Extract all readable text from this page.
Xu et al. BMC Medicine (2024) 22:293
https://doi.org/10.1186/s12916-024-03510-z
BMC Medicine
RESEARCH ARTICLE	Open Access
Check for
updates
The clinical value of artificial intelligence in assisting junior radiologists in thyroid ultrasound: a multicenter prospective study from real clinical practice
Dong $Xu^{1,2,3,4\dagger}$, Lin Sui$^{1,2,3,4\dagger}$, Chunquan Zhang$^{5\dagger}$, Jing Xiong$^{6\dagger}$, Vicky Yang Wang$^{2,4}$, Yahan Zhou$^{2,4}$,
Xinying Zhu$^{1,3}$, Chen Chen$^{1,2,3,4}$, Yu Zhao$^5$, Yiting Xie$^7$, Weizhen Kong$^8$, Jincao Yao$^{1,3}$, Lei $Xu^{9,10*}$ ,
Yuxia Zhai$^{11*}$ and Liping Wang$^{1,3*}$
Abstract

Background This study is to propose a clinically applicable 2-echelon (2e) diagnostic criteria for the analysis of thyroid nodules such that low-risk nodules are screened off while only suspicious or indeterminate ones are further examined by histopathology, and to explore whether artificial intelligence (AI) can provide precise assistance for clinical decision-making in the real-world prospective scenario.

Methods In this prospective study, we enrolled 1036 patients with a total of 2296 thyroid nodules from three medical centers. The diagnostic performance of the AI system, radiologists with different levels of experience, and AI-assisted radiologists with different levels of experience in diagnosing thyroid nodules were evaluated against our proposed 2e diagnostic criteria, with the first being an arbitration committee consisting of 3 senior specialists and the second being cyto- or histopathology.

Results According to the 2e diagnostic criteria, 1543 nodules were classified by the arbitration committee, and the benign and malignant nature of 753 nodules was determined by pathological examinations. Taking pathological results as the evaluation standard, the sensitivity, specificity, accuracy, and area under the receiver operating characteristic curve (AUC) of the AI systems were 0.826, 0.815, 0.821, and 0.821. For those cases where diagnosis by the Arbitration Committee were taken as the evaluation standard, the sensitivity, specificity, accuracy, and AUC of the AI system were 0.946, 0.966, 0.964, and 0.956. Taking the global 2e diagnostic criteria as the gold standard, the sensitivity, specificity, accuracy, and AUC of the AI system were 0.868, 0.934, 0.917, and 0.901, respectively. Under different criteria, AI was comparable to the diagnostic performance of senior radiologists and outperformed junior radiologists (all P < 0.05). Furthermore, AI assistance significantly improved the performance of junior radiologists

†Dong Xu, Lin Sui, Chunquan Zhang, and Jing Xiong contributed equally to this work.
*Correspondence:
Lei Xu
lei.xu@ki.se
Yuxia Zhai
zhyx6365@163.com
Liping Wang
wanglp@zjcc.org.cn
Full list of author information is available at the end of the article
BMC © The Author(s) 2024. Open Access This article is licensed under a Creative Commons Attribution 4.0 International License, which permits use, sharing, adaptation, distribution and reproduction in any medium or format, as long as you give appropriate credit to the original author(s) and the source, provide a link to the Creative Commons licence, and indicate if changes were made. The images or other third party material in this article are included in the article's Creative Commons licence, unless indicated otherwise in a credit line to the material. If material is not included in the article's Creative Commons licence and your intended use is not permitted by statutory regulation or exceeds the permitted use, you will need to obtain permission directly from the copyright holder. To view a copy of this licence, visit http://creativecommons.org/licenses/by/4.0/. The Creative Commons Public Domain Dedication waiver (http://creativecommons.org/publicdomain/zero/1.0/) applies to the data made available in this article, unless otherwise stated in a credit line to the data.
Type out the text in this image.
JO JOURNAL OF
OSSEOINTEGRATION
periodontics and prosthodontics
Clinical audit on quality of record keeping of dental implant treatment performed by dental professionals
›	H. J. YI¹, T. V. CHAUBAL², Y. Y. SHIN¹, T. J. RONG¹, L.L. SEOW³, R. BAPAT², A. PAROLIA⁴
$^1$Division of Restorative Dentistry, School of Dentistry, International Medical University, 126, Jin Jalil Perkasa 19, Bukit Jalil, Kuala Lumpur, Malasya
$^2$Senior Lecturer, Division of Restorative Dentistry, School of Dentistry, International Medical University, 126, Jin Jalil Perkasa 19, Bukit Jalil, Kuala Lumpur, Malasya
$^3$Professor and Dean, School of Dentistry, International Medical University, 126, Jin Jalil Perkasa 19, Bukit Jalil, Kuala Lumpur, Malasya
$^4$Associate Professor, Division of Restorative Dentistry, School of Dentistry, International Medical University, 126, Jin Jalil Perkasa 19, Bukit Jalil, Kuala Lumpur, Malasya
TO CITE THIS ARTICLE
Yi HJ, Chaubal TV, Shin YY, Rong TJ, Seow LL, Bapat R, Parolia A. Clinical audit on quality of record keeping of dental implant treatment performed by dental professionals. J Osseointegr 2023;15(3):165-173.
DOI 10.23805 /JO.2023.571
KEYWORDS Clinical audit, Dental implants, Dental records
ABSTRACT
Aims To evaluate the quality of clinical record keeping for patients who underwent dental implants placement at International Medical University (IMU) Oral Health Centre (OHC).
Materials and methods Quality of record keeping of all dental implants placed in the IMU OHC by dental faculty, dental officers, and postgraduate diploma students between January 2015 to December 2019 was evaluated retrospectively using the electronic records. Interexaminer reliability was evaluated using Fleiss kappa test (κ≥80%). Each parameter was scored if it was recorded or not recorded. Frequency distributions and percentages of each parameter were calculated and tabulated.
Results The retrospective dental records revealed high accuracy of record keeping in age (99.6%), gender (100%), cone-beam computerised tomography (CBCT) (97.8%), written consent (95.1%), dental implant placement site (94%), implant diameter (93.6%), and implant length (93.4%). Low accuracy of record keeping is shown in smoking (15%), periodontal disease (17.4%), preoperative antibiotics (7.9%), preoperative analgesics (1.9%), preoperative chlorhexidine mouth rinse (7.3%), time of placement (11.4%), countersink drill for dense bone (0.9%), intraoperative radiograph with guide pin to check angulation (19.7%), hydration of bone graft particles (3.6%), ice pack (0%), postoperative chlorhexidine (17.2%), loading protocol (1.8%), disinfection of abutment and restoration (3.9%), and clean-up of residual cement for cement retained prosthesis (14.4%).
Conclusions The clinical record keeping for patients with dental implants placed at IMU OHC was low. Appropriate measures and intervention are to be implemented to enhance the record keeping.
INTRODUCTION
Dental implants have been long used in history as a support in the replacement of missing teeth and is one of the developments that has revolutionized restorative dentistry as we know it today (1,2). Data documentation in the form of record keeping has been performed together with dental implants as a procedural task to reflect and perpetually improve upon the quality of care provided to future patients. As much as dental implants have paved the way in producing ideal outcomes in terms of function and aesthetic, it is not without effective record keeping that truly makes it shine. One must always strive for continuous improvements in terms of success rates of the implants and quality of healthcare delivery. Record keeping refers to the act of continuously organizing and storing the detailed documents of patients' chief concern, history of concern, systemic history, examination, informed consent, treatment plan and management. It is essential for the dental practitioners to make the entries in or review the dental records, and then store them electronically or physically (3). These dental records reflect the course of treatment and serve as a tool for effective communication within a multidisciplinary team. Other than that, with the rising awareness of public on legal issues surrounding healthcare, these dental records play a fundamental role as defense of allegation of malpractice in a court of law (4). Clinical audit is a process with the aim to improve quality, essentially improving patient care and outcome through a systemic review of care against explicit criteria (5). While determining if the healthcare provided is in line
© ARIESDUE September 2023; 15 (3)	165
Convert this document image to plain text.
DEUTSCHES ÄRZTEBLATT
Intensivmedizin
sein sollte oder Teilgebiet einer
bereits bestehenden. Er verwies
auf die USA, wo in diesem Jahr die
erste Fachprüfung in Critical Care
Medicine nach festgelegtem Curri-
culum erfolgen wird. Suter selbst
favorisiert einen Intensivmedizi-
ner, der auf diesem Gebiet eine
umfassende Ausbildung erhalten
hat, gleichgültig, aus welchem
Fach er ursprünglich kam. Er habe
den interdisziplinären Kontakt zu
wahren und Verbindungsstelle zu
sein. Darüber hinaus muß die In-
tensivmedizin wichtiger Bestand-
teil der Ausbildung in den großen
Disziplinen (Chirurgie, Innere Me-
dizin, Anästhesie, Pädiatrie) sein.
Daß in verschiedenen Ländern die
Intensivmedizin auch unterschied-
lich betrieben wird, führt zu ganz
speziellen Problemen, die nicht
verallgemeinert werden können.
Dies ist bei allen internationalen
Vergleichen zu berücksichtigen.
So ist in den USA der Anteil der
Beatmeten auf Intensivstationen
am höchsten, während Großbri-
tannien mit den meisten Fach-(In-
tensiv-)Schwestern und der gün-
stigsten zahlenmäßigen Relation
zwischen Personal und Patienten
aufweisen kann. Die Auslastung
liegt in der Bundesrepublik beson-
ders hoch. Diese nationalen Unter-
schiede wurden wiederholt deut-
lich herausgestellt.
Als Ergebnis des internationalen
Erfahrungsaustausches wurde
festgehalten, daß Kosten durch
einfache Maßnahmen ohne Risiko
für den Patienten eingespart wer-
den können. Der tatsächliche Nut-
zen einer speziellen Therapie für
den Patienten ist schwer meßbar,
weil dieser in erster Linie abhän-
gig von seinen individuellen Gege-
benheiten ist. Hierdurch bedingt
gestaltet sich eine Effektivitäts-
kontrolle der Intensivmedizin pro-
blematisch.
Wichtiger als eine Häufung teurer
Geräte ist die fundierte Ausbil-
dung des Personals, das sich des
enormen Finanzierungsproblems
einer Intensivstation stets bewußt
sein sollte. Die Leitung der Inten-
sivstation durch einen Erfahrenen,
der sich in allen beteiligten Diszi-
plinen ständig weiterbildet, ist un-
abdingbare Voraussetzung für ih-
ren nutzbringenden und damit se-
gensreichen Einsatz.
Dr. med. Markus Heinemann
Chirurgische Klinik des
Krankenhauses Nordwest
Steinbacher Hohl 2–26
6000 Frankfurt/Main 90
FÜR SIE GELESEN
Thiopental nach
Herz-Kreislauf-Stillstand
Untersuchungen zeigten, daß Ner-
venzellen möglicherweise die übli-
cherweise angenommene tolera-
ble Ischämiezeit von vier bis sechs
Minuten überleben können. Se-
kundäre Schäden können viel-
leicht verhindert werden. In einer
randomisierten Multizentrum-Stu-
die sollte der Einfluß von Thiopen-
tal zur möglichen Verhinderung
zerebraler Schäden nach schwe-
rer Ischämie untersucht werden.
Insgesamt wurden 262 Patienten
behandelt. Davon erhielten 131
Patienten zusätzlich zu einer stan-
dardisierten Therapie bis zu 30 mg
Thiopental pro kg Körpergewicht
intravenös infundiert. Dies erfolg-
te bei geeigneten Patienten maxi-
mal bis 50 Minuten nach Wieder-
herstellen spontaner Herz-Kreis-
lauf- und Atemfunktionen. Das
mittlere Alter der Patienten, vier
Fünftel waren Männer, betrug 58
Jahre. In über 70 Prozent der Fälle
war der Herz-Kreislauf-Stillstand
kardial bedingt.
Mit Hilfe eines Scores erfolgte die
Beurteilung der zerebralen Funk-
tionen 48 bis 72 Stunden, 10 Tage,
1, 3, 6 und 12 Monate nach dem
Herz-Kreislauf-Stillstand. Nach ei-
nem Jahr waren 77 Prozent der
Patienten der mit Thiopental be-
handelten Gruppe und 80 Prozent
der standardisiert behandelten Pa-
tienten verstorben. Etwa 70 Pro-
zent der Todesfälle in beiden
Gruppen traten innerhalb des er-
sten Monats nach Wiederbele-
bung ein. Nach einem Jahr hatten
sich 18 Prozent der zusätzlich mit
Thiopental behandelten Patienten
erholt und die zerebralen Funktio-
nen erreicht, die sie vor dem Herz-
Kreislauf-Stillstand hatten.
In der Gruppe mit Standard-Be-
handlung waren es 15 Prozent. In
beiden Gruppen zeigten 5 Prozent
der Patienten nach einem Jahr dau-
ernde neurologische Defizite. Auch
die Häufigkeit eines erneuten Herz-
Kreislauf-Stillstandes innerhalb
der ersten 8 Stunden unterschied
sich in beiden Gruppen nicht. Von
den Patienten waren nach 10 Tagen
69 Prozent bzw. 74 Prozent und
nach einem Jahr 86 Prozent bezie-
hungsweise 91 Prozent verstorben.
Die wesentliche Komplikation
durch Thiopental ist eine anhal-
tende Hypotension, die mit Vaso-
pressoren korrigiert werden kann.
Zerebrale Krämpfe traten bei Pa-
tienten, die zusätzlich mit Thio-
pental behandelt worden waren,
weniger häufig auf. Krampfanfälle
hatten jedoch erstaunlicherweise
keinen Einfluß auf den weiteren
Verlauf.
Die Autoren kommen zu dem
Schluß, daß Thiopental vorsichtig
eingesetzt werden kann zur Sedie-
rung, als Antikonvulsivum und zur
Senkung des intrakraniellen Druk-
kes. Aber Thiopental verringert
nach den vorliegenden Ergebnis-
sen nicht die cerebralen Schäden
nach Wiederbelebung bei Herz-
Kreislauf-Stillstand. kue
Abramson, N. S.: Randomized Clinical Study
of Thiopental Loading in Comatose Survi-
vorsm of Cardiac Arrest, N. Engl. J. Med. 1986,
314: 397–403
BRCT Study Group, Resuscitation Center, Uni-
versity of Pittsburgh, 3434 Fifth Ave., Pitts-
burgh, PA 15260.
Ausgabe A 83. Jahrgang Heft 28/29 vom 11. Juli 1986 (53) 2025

» What to produce
Search the entries for the word "sollte" and copy every line that holds it.

» Task solution
sein sollte oder Teilgebiet einer
sein sollte. Die Leitung der Inten-
die sollte der Einfluß von Thiopen-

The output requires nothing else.